- **WHAT THE TASK REQUIRES**:
Which lines below hold the word "pour"? Copy all of them.

- **DATA RECORDS**:
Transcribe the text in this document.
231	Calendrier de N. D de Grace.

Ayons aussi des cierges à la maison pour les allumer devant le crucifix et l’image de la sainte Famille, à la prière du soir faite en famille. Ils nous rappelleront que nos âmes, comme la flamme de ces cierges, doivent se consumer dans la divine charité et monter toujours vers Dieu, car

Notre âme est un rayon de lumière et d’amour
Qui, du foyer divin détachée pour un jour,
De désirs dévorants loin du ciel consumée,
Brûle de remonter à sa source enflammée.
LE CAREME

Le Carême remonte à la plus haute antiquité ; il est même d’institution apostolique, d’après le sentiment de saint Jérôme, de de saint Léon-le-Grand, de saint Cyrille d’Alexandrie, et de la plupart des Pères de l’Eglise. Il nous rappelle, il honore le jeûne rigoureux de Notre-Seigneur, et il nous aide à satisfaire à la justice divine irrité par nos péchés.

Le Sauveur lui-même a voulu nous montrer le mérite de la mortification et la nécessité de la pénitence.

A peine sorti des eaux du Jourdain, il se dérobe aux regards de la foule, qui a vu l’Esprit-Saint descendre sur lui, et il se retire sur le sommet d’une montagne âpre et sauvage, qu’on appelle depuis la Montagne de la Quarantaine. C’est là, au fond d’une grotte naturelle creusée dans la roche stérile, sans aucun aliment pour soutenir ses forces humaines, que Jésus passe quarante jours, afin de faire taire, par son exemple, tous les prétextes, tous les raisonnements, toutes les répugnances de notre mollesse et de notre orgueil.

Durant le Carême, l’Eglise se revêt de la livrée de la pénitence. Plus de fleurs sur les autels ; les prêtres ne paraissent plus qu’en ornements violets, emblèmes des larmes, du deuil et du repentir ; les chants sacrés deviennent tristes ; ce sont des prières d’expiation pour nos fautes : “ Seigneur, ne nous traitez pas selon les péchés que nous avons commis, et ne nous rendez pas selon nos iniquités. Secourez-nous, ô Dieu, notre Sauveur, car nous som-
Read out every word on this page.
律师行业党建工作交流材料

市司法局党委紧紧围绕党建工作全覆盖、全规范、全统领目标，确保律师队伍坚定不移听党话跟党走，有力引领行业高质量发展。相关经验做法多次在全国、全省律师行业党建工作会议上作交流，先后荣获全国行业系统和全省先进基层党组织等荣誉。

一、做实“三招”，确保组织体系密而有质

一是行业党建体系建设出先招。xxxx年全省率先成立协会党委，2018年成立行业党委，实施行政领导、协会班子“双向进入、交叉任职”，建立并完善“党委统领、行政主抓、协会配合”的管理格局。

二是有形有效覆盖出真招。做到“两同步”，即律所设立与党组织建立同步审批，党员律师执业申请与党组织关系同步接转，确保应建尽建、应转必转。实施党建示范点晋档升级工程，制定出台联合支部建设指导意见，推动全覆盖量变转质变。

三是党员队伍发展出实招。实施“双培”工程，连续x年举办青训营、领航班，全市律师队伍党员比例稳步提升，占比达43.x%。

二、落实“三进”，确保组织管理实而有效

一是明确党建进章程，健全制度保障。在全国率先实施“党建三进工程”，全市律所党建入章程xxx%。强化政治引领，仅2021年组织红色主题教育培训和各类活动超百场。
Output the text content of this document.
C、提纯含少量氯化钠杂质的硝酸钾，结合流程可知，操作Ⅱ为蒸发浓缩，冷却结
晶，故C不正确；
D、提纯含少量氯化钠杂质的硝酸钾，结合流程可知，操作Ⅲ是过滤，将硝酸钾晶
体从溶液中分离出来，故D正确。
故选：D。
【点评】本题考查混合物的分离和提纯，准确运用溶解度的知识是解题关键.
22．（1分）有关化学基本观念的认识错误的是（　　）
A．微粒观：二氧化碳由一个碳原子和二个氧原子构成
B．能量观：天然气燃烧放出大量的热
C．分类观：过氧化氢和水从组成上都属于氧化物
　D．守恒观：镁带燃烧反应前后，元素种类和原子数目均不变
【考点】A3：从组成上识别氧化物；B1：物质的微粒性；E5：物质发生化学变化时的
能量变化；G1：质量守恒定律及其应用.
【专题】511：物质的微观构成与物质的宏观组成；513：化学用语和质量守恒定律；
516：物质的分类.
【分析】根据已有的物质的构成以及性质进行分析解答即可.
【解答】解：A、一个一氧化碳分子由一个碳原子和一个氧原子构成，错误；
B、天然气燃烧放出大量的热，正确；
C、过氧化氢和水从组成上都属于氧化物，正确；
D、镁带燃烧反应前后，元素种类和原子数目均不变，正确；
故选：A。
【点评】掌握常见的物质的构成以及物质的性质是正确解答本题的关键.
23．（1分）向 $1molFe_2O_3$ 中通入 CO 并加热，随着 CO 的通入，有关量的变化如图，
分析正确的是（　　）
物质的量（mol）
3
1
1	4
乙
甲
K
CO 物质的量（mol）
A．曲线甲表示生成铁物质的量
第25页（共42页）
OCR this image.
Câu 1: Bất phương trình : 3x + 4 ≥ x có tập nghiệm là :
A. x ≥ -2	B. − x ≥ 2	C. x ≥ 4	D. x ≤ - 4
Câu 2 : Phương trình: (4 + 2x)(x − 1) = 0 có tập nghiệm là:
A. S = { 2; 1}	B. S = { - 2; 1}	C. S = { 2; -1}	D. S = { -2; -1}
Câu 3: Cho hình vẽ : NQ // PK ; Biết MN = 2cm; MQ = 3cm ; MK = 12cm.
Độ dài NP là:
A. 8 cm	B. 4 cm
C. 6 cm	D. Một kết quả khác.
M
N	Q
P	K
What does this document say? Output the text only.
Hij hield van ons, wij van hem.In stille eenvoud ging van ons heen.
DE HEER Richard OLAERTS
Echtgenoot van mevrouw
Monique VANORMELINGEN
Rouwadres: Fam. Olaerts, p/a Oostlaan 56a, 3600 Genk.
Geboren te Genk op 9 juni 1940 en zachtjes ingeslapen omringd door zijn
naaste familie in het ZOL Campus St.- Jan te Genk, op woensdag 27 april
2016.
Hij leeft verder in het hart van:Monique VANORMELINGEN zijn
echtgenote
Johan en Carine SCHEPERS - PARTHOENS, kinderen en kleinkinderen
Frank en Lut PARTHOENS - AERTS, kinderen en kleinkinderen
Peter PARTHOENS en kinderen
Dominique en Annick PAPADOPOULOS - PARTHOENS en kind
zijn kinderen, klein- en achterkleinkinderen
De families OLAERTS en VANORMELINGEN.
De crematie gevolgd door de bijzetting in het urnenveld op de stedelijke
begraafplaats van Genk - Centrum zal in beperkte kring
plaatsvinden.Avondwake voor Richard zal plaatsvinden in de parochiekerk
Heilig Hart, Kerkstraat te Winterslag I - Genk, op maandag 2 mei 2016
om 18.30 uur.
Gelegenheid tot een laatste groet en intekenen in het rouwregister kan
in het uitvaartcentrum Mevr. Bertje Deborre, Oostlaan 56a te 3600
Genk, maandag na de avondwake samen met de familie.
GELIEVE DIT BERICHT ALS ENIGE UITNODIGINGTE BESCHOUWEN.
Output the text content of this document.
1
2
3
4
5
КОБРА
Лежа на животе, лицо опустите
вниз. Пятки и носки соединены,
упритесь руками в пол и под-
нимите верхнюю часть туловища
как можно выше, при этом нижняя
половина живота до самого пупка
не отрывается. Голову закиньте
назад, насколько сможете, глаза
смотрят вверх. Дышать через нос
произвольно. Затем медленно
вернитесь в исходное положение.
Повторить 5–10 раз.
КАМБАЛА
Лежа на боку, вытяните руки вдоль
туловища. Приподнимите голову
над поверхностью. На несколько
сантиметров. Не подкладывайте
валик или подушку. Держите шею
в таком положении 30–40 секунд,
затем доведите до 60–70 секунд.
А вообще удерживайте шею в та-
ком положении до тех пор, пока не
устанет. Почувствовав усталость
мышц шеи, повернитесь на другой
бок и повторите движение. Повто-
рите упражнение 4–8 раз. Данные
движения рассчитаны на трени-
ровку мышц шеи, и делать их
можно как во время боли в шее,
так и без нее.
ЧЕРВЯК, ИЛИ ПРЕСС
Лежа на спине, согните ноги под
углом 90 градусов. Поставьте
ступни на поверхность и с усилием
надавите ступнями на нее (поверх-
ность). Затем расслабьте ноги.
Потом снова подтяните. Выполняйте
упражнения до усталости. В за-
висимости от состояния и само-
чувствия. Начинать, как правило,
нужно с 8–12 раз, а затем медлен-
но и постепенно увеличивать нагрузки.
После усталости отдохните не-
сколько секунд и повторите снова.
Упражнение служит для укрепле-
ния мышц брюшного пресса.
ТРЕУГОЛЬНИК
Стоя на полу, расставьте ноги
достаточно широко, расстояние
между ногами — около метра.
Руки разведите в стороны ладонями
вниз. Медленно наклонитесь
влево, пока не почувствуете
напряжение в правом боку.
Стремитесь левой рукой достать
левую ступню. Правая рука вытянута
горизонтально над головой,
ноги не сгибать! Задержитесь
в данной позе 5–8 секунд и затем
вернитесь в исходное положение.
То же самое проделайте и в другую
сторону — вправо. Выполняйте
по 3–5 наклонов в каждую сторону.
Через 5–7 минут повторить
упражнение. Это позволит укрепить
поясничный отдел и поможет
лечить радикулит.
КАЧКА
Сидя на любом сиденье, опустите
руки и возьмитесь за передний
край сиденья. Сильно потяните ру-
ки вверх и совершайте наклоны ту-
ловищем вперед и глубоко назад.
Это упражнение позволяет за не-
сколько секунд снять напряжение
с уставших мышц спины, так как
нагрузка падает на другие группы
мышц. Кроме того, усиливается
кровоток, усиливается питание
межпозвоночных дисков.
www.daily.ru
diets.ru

- **SOLUTION FOR THIS EXERCISE**:
Ayons aussi des cierges à la maison pour les allumer devant le crucifix et l’image de la sainte Famille, à la prière du soir faite en famille. Ils nous rappelleront que nos âmes, comme la flamme de ces cierges, doivent se consumer dans la divine charité et monter toujours vers Dieu, car
Qui, du foyer divin détachée pour un jour,
A peine sorti des eaux du Jourdain, il se dérobe aux regards de la foule, qui a vu l’Esprit-Saint descendre sur lui, et il se retire sur le sommet d’une montagne âpre et sauvage, qu’on appelle depuis la Montagne de la Quarantaine. C’est là, au fond d’une grotte naturelle creusée dans la roche stérile, sans aucun aliment pour soutenir ses forces humaines, que Jésus passe quarante jours, afin de faire taire, par son exemple, tous les prétextes, tous les raisonnements, toutes les répugnances de notre mollesse et de notre orgueil.
Durant le Carême, l’Eglise se revêt de la livrée de la pénitence. Plus de fleurs sur les autels ; les prêtres ne paraissent plus qu’en ornements violets, emblèmes des larmes, du deuil et du repentir ; les chants sacrés deviennent tristes ; ce sont des prières d’expiation pour nos fautes : “ Seigneur, ne nous traitez pas selon les péchés que nous avons commis, et ne nous rendez pas selon nos iniquités. Secourez-nous, ô Dieu, notre Sauveur, car nous som-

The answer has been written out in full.